** START OF Entries **
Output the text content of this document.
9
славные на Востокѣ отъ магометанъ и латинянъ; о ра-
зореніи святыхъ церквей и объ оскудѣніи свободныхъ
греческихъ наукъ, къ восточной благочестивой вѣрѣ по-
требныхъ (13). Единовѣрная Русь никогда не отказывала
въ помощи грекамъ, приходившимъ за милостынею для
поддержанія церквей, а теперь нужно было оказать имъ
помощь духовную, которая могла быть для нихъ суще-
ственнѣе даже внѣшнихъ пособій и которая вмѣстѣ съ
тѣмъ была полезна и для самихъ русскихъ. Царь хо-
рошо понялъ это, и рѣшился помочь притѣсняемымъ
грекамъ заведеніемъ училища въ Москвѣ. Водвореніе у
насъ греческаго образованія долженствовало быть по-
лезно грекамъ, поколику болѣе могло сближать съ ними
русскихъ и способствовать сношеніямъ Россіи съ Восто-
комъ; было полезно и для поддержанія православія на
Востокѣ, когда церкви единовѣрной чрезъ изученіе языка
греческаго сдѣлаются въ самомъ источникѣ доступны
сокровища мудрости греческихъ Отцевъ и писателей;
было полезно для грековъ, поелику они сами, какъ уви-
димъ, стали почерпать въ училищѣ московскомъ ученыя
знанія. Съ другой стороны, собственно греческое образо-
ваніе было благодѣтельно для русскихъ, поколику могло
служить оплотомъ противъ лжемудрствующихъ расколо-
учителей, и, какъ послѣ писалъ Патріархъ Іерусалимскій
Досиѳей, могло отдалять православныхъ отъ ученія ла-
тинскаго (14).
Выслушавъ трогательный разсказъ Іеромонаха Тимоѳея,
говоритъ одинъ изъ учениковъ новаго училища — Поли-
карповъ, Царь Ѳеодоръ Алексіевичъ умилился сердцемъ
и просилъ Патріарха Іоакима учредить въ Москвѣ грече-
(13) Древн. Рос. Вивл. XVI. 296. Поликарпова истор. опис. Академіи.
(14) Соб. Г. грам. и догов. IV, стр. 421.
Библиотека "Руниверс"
** END OF Entries **
§ **Exercise details**
Copy each line of the data that contains the word "греческаго".

§ **Task answer**
насъ греческаго образованія долженствовало быть по-
греческаго сдѣлаются въ самомъ источникѣ доступны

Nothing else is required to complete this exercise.